What this task involves:
Spot each line in the records below where the word "right" occurs, then copy it.

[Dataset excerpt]
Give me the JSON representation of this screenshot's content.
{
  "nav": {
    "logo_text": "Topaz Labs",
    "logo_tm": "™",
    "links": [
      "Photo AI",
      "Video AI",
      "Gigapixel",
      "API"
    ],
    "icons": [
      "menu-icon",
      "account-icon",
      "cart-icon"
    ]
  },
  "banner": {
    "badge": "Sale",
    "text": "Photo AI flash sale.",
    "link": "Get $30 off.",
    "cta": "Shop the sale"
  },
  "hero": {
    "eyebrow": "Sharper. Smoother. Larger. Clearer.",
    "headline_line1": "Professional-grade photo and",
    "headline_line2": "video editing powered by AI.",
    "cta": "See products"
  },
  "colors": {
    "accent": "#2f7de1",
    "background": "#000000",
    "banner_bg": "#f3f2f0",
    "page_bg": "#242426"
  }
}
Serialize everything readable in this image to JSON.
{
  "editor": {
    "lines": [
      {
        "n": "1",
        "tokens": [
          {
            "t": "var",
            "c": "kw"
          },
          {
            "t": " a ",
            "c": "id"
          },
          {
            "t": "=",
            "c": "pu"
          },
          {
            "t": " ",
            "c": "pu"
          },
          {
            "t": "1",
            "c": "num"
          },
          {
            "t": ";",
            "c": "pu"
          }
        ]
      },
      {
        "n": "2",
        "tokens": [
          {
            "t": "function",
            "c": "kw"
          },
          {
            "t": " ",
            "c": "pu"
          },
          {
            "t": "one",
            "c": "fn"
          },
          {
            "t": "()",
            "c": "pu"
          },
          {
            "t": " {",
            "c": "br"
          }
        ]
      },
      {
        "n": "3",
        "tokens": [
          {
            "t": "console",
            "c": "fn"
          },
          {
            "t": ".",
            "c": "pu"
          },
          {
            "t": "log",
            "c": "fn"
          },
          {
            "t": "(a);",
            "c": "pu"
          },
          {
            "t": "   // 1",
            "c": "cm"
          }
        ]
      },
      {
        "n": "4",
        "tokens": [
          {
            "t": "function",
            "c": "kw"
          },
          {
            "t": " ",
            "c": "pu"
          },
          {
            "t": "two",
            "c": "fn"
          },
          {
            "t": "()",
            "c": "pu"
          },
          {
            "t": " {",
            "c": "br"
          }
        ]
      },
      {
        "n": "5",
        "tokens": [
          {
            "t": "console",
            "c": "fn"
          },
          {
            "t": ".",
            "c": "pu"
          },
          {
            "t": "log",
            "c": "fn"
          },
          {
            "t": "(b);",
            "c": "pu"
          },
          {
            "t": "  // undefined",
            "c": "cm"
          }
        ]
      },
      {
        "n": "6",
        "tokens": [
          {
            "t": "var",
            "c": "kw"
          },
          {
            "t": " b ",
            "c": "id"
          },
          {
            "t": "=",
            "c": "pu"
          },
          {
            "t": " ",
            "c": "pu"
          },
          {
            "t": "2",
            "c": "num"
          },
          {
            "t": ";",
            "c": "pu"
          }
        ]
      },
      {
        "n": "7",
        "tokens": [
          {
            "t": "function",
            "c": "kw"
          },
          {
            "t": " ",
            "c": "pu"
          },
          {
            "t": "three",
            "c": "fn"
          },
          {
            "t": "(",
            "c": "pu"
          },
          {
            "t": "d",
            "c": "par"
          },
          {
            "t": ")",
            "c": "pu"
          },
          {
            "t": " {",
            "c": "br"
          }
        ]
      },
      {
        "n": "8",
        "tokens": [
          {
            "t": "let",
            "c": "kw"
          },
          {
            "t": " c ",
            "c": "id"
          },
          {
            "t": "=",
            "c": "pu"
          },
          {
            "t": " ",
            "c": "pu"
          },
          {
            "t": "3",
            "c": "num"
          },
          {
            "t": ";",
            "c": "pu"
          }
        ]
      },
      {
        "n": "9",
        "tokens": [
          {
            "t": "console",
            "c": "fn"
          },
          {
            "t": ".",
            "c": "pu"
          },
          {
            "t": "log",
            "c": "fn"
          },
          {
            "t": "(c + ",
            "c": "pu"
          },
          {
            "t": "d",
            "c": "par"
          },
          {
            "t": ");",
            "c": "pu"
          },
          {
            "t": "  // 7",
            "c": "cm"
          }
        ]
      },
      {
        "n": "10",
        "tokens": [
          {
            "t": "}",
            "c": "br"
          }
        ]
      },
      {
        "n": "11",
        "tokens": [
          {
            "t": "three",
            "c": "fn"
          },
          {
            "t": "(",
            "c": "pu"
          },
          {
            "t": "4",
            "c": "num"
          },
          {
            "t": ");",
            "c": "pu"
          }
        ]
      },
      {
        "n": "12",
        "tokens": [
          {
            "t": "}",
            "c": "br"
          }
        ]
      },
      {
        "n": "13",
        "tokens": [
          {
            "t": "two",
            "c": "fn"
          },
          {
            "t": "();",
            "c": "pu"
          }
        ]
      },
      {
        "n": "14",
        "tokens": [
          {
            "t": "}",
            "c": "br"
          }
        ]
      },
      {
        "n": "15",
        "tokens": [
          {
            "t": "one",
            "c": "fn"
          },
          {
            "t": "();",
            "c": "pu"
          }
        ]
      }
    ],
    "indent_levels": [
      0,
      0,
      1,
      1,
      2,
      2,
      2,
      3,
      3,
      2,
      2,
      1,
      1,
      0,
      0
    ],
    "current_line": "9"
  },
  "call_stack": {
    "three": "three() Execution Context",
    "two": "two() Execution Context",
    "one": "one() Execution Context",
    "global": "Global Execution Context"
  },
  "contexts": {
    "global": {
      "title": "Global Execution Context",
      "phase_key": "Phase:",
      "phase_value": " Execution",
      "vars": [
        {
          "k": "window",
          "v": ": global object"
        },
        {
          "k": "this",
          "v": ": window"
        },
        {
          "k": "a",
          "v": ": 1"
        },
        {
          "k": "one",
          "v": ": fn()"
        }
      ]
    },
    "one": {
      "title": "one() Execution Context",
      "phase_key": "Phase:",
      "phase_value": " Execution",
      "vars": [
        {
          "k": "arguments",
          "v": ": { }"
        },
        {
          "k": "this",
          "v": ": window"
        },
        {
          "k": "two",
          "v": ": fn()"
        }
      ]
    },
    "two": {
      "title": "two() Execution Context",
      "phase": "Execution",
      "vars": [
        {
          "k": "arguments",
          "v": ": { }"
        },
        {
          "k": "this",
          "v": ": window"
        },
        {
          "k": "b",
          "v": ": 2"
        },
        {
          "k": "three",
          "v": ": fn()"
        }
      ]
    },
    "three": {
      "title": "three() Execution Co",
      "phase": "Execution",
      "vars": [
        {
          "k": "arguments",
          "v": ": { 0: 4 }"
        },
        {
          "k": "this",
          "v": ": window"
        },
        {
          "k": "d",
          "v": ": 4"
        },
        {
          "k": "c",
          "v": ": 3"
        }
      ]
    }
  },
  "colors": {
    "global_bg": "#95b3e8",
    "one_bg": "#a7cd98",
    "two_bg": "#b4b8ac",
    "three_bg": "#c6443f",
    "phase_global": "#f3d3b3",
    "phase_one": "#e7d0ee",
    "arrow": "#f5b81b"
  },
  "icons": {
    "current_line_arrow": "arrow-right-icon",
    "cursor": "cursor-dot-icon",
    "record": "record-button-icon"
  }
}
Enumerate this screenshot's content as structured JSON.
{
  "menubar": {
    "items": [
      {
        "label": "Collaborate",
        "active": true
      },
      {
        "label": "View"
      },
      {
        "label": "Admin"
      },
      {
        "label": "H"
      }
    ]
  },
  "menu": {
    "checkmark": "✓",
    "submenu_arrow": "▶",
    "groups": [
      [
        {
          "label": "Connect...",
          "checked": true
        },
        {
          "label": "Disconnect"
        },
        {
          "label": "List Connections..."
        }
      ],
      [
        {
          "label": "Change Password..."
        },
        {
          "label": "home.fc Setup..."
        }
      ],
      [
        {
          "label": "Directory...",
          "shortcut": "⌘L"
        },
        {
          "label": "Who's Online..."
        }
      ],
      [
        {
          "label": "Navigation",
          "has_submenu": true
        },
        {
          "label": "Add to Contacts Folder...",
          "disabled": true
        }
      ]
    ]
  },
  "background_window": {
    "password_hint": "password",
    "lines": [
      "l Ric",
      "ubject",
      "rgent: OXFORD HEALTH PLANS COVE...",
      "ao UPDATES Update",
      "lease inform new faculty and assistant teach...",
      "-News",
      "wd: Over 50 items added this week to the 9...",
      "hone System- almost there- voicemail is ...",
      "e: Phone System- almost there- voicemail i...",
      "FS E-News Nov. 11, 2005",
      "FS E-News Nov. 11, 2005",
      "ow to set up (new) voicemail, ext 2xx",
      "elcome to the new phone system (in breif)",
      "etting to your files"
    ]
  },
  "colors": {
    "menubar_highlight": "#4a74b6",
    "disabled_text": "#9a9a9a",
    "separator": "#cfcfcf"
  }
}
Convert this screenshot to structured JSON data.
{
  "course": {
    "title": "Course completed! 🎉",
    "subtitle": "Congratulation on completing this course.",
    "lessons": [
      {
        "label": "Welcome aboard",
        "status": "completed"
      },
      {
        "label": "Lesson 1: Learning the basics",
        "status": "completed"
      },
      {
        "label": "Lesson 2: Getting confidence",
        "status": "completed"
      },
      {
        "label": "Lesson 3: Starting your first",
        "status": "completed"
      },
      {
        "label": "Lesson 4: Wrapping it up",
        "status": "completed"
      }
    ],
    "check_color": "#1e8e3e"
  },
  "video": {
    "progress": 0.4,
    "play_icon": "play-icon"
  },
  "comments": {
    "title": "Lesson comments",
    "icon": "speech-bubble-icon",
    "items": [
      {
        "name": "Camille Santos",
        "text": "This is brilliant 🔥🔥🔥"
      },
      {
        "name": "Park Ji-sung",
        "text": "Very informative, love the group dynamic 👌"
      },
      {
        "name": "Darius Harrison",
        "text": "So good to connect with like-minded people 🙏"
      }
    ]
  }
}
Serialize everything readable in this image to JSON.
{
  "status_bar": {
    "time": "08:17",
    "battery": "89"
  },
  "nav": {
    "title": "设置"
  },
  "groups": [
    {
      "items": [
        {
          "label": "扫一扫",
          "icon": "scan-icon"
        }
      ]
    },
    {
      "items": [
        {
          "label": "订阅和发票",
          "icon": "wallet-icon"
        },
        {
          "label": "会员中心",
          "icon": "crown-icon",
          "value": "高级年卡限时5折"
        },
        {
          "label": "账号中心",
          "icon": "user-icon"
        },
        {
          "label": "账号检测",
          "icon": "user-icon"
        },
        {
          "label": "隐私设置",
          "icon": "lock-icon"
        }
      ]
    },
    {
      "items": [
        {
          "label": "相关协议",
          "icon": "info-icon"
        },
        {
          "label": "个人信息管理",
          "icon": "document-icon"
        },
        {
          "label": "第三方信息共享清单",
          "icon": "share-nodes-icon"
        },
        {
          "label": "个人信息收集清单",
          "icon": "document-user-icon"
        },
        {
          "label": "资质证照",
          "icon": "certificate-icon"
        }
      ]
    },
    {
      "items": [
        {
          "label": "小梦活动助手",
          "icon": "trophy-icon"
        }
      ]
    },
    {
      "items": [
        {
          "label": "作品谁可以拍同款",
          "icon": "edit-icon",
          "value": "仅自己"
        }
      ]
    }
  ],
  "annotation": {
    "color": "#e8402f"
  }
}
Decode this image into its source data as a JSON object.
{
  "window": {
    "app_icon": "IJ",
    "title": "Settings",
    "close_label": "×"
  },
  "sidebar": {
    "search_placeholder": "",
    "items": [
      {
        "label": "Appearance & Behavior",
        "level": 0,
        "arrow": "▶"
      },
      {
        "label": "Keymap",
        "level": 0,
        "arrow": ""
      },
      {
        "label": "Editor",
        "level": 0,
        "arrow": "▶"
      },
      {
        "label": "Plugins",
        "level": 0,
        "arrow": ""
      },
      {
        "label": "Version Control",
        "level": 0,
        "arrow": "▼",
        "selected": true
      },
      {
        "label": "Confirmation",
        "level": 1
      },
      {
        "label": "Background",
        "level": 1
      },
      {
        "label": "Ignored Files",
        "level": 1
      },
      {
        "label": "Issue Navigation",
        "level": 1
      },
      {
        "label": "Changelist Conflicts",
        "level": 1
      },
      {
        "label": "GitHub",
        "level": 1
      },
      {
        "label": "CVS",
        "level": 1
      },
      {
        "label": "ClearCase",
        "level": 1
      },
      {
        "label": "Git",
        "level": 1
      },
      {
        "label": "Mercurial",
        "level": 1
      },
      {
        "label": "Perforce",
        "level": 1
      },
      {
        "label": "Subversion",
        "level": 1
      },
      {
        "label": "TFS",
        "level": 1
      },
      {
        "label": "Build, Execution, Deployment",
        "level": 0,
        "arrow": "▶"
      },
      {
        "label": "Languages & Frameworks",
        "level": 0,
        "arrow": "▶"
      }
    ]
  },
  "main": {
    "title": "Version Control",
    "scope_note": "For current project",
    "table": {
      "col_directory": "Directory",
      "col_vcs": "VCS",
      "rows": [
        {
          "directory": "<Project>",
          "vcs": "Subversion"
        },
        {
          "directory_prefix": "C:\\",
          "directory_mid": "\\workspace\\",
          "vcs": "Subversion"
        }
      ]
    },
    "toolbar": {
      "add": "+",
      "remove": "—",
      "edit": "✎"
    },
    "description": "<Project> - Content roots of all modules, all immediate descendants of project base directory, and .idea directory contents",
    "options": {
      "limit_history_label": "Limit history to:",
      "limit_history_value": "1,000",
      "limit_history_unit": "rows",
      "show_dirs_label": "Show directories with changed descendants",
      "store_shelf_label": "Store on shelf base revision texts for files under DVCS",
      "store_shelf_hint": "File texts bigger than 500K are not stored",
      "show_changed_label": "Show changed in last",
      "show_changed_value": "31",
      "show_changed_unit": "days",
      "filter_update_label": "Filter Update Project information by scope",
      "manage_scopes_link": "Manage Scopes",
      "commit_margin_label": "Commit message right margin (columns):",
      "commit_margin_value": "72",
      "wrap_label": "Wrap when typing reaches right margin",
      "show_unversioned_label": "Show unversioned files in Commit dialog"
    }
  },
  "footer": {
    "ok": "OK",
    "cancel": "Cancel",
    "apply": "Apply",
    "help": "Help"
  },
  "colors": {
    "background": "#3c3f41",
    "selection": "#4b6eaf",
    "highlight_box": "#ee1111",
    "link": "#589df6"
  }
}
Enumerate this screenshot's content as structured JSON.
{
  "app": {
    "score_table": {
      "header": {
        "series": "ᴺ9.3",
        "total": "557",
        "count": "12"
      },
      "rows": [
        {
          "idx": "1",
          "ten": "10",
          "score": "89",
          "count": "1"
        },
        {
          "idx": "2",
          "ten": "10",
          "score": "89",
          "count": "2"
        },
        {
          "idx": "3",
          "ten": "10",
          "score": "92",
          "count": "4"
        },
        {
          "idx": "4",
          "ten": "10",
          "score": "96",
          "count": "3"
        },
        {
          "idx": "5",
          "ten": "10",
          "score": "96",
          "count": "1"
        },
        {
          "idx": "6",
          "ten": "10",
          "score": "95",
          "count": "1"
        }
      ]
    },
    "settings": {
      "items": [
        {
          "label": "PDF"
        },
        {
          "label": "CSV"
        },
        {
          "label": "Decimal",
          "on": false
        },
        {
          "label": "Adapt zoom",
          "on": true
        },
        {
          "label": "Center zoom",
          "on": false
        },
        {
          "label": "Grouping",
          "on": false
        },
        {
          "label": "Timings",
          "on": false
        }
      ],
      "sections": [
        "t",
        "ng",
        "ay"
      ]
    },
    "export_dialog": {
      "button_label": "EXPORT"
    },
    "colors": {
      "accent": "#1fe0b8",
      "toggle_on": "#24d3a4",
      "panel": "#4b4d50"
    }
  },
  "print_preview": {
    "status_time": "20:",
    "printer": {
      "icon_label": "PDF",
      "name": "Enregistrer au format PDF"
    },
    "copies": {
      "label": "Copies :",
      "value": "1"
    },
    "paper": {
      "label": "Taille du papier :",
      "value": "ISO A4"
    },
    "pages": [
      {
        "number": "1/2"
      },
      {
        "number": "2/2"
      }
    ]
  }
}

Final result:
    "current_line_arrow": "arrow-right-icon",
      "commit_margin_label": "Commit message right margin (columns):",
      "wrap_label": "Wrap when typing reaches right margin",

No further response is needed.